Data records
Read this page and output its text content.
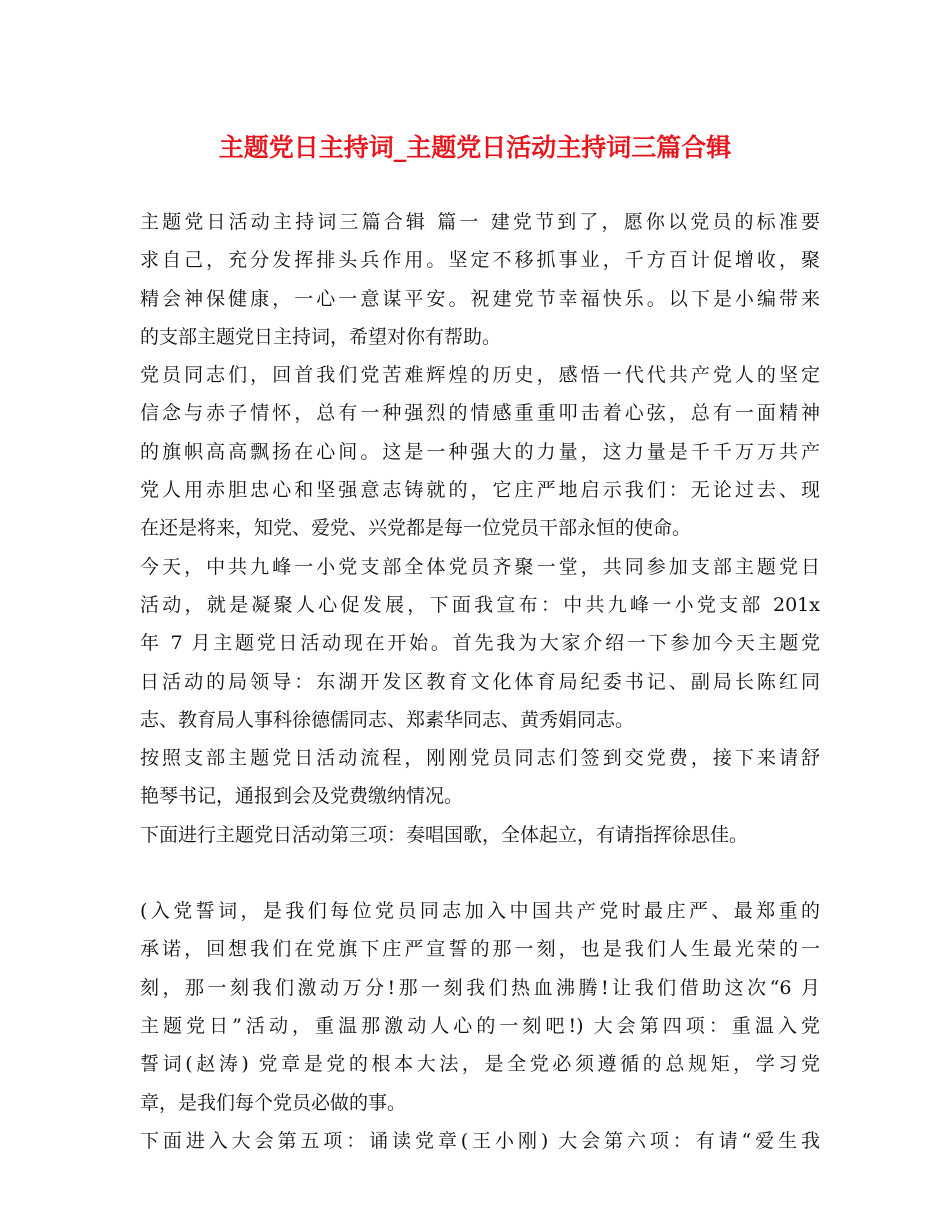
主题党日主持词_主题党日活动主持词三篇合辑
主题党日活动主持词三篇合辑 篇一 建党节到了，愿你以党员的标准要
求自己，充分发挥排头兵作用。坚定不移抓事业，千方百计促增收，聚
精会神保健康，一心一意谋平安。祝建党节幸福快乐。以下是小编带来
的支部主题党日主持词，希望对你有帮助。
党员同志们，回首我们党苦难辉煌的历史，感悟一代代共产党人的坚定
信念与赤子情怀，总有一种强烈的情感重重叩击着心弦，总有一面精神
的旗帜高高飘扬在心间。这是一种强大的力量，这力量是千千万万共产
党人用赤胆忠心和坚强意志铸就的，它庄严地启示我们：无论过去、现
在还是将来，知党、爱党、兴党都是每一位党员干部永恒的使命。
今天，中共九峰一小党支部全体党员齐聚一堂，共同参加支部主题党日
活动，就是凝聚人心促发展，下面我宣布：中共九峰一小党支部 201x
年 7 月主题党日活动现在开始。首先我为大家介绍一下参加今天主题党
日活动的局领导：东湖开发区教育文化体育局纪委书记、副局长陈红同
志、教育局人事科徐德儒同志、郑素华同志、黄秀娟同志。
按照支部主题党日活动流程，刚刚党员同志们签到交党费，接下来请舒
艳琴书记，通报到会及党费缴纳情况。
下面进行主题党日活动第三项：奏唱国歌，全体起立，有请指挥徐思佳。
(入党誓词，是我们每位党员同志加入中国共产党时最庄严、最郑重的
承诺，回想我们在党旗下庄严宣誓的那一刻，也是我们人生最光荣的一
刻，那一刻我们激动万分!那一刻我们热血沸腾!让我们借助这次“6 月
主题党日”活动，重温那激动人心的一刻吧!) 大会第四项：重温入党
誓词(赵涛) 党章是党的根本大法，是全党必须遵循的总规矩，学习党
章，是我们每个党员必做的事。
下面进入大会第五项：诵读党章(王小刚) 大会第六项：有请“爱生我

==

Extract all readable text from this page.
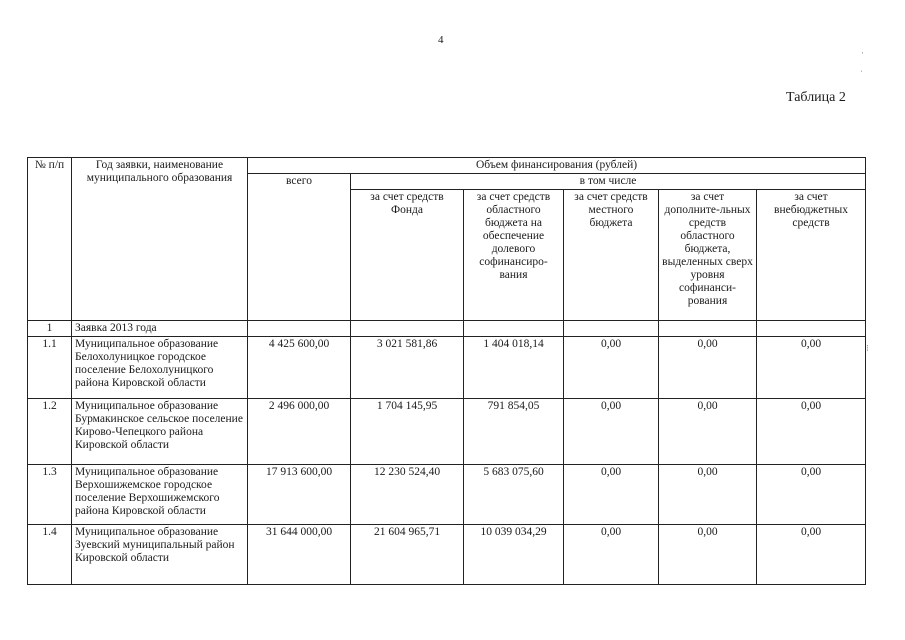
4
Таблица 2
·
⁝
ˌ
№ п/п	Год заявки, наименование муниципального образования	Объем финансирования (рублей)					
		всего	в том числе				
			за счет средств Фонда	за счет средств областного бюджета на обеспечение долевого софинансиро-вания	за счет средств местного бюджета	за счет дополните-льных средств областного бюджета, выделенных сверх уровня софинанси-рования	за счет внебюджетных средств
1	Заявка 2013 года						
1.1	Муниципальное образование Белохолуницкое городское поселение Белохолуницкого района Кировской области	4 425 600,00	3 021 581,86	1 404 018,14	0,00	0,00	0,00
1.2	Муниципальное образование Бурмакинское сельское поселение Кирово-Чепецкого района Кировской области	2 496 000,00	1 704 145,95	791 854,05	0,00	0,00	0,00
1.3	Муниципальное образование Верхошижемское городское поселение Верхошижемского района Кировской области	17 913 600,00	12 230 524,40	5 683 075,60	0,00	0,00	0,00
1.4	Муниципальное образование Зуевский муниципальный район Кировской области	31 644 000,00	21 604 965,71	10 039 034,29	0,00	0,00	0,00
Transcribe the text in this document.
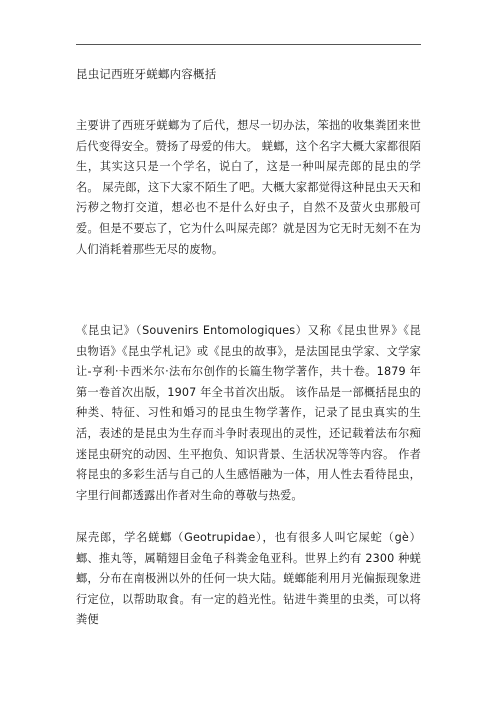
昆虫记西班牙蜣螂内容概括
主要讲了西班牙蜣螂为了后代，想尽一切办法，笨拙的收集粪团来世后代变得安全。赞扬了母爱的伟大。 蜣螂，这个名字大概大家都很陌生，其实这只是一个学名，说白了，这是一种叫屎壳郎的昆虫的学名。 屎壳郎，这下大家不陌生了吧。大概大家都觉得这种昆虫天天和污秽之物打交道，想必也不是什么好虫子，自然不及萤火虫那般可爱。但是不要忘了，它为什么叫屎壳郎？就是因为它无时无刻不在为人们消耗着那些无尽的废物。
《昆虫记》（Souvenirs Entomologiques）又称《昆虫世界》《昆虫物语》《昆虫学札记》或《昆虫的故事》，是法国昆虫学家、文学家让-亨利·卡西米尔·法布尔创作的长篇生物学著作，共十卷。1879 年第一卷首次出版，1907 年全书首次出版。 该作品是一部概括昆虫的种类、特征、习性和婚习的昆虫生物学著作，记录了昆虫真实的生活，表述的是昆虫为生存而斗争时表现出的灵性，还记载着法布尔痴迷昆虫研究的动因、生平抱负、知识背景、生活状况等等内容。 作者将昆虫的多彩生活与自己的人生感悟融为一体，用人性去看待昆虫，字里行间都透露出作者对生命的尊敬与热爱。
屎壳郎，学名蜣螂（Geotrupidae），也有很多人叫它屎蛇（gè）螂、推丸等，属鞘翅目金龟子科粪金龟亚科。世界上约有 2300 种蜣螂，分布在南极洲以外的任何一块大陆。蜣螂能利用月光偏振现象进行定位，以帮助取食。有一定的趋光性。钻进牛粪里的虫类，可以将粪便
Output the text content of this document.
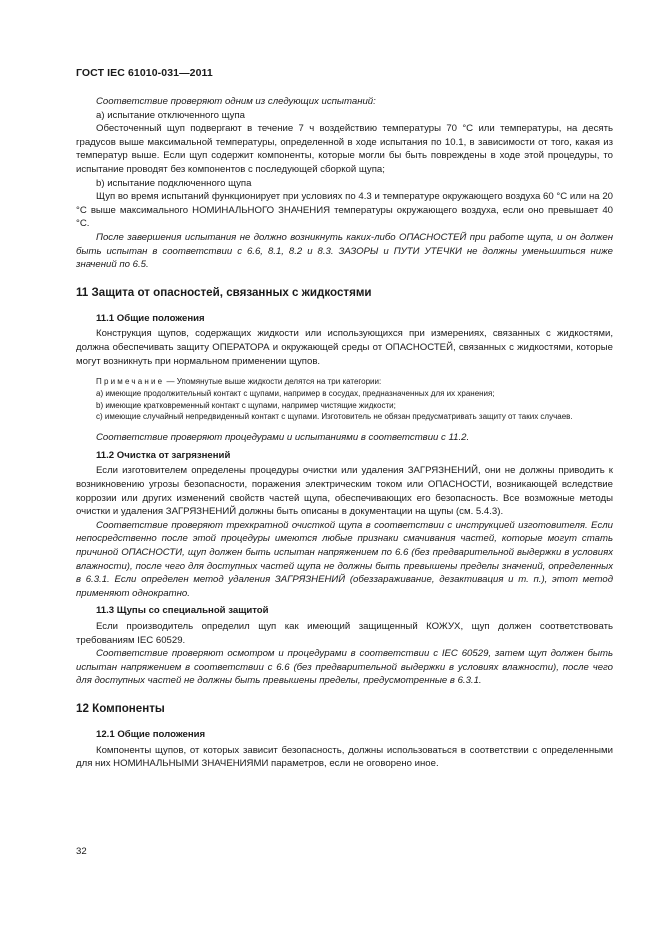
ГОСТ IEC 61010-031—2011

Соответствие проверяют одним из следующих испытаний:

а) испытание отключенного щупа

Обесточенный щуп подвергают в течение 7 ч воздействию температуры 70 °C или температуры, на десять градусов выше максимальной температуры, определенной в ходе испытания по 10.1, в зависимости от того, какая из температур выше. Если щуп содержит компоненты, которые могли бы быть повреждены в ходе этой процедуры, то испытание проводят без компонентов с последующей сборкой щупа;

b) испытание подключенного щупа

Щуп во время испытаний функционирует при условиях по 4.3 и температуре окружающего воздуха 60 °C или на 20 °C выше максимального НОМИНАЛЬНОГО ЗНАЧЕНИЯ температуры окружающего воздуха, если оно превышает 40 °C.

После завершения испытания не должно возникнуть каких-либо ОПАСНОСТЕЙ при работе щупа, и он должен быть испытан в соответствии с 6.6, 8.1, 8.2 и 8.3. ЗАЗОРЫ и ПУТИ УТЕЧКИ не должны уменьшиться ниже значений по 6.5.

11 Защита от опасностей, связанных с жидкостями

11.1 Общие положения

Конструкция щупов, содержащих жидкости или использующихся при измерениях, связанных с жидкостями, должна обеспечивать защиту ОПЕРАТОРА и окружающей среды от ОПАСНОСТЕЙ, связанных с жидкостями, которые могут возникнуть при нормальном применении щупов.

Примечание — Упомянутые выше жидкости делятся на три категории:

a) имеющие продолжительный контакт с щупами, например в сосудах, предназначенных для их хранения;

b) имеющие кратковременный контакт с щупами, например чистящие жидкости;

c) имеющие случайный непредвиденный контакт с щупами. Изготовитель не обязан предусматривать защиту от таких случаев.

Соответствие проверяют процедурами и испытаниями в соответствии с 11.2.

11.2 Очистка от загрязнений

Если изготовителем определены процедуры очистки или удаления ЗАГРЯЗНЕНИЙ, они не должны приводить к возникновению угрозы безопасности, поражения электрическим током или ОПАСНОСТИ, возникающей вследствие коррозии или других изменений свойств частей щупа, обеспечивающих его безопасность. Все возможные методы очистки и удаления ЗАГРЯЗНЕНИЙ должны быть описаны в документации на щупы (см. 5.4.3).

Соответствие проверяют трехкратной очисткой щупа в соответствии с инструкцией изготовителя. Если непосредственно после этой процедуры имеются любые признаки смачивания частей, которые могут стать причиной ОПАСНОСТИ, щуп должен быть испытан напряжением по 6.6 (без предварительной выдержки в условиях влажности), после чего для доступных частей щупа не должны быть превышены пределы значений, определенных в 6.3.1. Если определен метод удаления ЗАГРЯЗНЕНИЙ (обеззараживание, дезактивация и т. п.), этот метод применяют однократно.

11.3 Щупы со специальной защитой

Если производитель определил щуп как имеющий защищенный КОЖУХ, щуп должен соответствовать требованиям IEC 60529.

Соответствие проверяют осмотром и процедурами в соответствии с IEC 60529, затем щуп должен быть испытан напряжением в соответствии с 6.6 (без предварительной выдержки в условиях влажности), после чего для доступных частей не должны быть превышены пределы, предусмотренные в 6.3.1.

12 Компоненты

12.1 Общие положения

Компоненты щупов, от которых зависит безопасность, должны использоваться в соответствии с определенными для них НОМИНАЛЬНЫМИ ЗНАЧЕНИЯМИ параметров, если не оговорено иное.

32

- **Task requirements**: Show the lines from the data above that contain the string "поселение".

- **Result for this task**:
1.1	Муниципальное образование Белохолуницкое городское поселение Белохолуницкого района Кировской области	4 425 600,00	3 021 581,86	1 404 018,14	0,00	0,00	0,00
1.2	Муниципальное образование Бурмакинское сельское поселение Кирово-Чепецкого района Кировской области	2 496 000,00	1 704 145,95	791 854,05	0,00	0,00	0,00
1.3	Муниципальное образование Верхошижемское городское поселение Верхошижемского района Кировской области	17 913 600,00	12 230 524,40	5 683 075,60	0,00	0,00	0,00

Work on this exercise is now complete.